▶ [Task to complete] In the records, from the start through the line that contains "wind-barb <box>864 786 878 814</box>", change "wind-barb" to "wind-arrow" and give those lines again with nothing else altered.

/---

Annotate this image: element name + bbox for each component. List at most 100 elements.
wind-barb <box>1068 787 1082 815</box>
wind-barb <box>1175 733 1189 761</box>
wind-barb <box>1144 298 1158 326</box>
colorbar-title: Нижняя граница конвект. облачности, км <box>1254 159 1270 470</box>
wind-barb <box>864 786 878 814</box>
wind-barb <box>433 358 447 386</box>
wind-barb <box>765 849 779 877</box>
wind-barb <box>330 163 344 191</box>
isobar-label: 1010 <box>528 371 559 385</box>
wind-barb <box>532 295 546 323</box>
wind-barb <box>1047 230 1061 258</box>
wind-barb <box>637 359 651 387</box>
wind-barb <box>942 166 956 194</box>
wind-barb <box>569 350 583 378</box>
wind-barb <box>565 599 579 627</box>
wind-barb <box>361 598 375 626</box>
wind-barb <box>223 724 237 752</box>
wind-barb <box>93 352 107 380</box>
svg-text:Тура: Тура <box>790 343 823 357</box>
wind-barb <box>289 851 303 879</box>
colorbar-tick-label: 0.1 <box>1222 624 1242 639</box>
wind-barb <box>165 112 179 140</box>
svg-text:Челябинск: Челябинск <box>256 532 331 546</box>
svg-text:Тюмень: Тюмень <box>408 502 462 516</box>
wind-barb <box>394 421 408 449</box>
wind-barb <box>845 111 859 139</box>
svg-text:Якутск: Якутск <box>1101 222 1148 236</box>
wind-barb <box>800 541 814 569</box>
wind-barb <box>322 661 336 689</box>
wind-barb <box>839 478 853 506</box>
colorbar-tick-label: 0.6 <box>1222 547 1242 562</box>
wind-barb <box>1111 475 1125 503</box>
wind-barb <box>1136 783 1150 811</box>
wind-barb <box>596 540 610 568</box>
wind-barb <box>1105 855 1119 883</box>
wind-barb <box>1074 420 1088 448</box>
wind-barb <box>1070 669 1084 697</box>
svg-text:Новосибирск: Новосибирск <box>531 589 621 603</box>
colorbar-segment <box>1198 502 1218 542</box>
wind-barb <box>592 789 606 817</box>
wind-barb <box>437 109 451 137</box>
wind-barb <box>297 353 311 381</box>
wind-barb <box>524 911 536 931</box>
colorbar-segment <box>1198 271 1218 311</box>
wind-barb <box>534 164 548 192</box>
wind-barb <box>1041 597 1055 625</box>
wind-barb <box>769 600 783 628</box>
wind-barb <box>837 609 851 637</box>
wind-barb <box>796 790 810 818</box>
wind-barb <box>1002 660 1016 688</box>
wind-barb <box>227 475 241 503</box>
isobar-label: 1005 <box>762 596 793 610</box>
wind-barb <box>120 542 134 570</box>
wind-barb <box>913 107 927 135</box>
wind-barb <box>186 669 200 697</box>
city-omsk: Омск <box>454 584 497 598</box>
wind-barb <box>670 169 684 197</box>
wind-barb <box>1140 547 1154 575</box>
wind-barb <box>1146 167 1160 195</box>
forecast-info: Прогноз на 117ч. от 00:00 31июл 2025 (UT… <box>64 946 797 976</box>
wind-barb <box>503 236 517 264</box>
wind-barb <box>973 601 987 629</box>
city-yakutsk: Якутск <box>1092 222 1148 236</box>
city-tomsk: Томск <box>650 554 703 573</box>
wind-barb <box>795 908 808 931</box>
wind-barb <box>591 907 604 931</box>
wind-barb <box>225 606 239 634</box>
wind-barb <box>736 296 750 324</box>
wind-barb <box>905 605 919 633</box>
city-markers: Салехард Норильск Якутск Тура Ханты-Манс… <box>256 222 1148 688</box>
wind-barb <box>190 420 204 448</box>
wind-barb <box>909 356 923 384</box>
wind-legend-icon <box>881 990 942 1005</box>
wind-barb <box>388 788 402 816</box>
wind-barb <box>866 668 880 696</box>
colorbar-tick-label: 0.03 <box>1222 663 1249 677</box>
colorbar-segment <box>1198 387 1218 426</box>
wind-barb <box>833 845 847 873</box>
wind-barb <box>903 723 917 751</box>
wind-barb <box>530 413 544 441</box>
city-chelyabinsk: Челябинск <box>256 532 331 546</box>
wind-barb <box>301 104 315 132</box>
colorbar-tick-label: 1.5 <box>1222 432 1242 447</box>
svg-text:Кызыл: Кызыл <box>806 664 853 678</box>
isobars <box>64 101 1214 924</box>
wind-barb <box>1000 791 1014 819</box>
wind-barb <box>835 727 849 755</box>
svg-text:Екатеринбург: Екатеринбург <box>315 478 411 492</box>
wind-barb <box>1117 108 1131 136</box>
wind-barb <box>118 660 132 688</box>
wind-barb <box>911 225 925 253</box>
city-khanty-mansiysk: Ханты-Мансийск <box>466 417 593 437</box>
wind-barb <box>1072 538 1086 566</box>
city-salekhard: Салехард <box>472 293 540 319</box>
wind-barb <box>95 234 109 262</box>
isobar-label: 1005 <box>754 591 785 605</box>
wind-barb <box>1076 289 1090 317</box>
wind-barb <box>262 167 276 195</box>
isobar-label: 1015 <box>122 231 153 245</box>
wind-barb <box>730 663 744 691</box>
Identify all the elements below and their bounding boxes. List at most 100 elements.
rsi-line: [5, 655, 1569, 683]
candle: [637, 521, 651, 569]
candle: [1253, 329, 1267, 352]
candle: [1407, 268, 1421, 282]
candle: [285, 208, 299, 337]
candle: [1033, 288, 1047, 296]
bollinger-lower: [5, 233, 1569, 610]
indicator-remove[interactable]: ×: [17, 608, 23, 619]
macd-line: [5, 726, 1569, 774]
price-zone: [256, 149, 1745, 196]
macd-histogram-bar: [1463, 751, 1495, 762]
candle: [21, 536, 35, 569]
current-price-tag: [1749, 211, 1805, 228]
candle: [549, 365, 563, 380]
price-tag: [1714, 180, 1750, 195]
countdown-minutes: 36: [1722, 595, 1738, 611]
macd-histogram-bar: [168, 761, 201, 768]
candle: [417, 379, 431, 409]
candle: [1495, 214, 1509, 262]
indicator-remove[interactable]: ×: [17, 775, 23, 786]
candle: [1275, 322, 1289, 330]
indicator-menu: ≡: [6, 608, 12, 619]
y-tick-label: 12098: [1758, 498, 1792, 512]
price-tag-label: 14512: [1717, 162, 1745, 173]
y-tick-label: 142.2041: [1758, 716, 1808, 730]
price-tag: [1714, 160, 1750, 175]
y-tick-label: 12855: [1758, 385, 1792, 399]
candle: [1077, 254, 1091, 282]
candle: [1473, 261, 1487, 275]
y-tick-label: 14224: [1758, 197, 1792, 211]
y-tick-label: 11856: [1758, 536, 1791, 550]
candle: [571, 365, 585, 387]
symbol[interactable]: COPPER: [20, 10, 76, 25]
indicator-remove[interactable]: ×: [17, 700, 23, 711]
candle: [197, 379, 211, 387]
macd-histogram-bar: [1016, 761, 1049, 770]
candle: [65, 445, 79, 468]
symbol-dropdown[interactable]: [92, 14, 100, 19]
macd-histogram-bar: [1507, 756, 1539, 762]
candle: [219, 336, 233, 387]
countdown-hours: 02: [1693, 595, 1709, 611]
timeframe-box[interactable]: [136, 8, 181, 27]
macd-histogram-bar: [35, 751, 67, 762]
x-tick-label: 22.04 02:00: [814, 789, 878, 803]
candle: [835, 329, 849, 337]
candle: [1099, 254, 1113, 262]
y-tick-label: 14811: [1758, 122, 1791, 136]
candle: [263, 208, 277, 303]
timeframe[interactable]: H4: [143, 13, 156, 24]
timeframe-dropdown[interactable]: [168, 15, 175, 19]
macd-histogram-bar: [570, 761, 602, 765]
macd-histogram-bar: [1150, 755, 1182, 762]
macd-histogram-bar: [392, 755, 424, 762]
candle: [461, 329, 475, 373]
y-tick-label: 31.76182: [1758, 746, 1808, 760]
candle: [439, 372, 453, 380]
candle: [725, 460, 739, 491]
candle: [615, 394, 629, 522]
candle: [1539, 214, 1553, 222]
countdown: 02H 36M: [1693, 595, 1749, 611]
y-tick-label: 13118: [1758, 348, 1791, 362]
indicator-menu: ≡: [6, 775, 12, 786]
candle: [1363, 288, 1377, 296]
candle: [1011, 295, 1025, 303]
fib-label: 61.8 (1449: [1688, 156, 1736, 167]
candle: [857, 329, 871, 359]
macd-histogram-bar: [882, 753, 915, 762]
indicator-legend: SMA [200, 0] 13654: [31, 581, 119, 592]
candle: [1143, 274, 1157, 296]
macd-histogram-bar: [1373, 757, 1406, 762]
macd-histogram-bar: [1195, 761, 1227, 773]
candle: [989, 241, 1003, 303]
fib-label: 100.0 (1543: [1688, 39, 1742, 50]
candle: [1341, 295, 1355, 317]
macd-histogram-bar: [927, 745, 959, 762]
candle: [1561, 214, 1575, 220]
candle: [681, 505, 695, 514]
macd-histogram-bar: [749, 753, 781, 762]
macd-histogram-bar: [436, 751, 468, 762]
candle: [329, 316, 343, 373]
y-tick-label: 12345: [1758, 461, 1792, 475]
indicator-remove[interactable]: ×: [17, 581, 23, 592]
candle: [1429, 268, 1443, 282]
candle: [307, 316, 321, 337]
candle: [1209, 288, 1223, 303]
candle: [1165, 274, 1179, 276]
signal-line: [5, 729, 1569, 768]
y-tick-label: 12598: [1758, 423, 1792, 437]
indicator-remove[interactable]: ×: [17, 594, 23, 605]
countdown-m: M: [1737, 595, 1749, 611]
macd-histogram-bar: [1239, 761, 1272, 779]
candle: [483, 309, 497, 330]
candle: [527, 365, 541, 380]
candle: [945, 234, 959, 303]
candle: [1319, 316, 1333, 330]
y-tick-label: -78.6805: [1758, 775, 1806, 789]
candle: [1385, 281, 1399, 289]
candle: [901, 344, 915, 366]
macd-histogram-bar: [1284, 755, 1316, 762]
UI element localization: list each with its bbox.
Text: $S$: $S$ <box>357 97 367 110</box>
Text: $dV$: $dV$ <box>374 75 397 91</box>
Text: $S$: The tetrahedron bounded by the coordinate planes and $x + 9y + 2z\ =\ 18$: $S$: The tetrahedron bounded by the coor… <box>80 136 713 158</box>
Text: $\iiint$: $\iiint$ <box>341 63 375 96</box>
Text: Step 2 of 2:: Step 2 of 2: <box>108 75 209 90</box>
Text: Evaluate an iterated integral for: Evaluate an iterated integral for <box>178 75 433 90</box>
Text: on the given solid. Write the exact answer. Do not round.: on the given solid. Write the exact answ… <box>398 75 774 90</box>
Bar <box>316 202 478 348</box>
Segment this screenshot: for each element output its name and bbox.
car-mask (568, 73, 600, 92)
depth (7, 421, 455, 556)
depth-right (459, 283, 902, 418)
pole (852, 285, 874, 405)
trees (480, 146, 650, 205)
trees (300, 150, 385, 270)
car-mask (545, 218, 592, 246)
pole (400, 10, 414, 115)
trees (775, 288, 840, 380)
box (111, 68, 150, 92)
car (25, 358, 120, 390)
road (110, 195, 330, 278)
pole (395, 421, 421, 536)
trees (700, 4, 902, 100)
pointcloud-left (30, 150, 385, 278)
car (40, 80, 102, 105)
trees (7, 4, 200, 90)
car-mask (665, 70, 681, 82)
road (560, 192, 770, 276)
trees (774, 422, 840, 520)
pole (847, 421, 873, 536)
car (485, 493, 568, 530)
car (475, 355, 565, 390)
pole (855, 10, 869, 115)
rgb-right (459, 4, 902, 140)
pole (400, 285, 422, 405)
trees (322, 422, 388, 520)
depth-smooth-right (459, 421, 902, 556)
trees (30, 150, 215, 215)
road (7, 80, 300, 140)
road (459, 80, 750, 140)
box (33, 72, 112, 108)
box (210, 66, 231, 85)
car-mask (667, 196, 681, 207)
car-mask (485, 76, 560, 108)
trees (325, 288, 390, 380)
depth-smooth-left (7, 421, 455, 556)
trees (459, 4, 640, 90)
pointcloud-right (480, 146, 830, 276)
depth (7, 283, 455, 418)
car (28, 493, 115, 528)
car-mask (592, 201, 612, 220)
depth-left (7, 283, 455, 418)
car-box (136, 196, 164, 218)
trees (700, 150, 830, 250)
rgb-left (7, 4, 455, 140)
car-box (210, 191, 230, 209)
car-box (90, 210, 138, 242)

\---

▶ [In response]
Annotate this image: element name + bbox for each component. List at most 100 elements.
wind-arrow <box>1068 787 1082 815</box>
wind-arrow <box>1175 733 1189 761</box>
wind-arrow <box>1144 298 1158 326</box>
colorbar-title: Нижняя граница конвект. облачности, км <box>1254 159 1270 470</box>
wind-arrow <box>864 786 878 814</box>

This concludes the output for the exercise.